- Set tasks
a: Using the review of The Midnight Special DVD set, answer these questions:
(i) How many discs are in the set?
(ii) On which network did the show debut, and in what year?
(iii) Who decided to have the studio audience sit on the floor?
b: In the review of The Midnight Special DVD set, find the music genres it says made up the AM Top 40 of the era. List them, leaving out the sub-genres.
c: Write the next few sentences of the review of The Midnight Special DVD set, picking up after its last sentence.

- Text provided

┌──

DVD Review: The Midnight Special

STUDIO: Time Life | DIRECTOR: Various
RELEASE DATE:
9/9/14 | PRICE: DVD $59.95
BONUSES: Wolfman Jack featurette, “The History of the Midnight Special,” new interviews with Alice Cooper, Loggins and Messina, and Helen Reddy, “Stage fashion” and “Live on TV” featurettes
SPECS: NR | 505 min. | Music | 1:85 widescreen| monaural

RATINGS (out of 5 dishes): Movie | Audio | Video | Overall

The inevitable feeling viewers “of a certain age” will get watching this collection of (some of) the best of The Midnight Special is “damn, I miss AM Top 40 radio!” This six-disc set merely scratches the surface of the show (which ran more than 350 episodes), but it offers a lot of enjoyment for those who remember the era or have a fondness for Seventies music, and the ridiculous fashions that accompanied it (which are explored in one very entertaining featurette).

Aretha Franklin and Ray Charles

The Midnight Special made its debut on NBC in 1973, after a pilot episode, excerpted here, aired in late ’72. The show stayed on in the late Friday night slot (after Carson’s Tonight Show) until 1981. It reflected the era, in that the Top 40 that was being played on AM radio was comprised of music from different genres: soft pop, hard rock, country, funk, soul and miscellaneous sub-genres (novelty records, spoken-word and the emerging disco sound).

The unique thing about the show, making it the anti-American Bandstand, is that every musical guest performed live (although one notices, in certain cases, that a few musicians sang live with their band against a backing track of strings or brass). Given the often eclectic range of the music on the show (especially in the year-end “Best of ‘75”-type episodes), producer Burt Sugarman decided to give the show a “festival” feel by having the audience sit on the floor of the studio.

└──

- Dataset records
┌──

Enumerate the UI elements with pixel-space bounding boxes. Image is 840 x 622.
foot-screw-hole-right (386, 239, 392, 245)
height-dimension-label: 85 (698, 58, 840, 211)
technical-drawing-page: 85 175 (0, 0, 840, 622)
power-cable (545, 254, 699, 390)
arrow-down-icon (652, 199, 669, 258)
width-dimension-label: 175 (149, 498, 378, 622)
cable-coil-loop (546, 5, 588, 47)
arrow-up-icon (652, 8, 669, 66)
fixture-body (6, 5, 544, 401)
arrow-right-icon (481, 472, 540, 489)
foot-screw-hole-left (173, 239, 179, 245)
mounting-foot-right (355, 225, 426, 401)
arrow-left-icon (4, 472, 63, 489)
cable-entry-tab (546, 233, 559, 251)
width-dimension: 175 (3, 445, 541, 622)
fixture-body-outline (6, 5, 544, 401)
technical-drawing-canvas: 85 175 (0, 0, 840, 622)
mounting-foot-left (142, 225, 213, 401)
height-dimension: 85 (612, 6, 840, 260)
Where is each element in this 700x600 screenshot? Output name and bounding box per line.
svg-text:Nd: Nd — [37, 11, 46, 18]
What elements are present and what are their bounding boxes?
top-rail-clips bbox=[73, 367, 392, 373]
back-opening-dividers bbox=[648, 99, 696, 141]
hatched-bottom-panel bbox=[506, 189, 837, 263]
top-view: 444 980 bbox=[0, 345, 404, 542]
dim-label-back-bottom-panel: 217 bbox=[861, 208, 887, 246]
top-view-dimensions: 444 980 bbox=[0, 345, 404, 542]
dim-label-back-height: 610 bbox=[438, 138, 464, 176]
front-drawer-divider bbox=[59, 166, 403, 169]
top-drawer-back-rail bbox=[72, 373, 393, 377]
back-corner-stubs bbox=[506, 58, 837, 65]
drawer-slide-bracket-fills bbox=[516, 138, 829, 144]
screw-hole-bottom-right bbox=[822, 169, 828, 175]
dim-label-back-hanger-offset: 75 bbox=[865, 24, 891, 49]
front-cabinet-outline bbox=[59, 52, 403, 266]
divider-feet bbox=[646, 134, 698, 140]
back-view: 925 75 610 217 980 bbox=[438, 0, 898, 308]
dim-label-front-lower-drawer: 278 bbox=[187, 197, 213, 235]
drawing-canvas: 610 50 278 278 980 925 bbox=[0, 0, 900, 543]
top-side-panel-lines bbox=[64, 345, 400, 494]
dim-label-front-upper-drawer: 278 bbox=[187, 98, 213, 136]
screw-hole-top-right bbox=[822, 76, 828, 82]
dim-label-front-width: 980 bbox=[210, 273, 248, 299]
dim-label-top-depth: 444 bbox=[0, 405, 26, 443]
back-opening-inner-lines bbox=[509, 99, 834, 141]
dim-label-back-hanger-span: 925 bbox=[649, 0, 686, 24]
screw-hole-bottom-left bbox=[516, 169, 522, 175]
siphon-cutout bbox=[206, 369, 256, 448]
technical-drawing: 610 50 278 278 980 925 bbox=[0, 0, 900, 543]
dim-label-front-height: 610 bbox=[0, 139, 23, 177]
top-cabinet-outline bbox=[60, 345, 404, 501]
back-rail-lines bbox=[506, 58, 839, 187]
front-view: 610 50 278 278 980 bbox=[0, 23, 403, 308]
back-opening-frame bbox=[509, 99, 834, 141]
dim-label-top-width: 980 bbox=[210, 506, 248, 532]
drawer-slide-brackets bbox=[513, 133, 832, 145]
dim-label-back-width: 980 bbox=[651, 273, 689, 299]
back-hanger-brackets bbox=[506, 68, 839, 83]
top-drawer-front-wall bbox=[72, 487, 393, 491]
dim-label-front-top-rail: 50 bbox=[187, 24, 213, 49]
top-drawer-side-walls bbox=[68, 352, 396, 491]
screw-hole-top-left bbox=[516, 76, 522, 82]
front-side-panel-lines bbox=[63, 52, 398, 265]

└──

- Responses per task
a:
(i) Six.
(ii) NBC, in 1973.
(iii) Producer Burt Sugarman.

b: soft pop, hard rock, country, funk, soul

c:
Although the episodes are “telescoped” here — with some shows consisting simply of opening and closing credits and as few as two to three songs — the range of entertainers is the most impressive element of the set. There are indeed acts from the worlds of pop (The Bee Gees, Helen Reddy, ELO), hard rock (Alice Cooper, AC/DC), singer-songwriter “MOR” (Gordon Lightfoot, Janis Ian), country (Eddie Rabbitt), funk (Sly and the Family Stone, Rufus), soul (Barry White), and jazz (Chuck Mangione). This being a celebration of the Top 40 music of the period, we also have some “one-hit wonders” (Stories with “Brother Louie,” Andrew Gold with “Lonely Boy,” Billy Paul with “Me and Mrs. Jones”).

Nicest among the surprises are the variety show-like duets between stars: Mama Cass joins John Denver for “Leavin’ on a Jet Plane,” Gladys Knight sings “The Thrill Is Gone” with B.B. King, the Captain and Tennille and Neil Sedaka perform his “Love Will Keep Us Together” and, most wonderfully, Aretha Franklin and Ray Charles tackle the old chestnut “It Takes Two To Tango.”

Tom Petty

Also included are performers who left us too soon: Jim Croce, Minnie Riperton, Harry Chapin and Marvin Gaye. Gaye is represented by a fascinating chunk from an episode that hopefully will be issued in its entirety on disc at some point in the future. A 1974 docu made for the show contains footage of a concert he performed at a stadium in Atlanta, along with footage of Marvin with this mother, in his hotel with press and preparing for the concert.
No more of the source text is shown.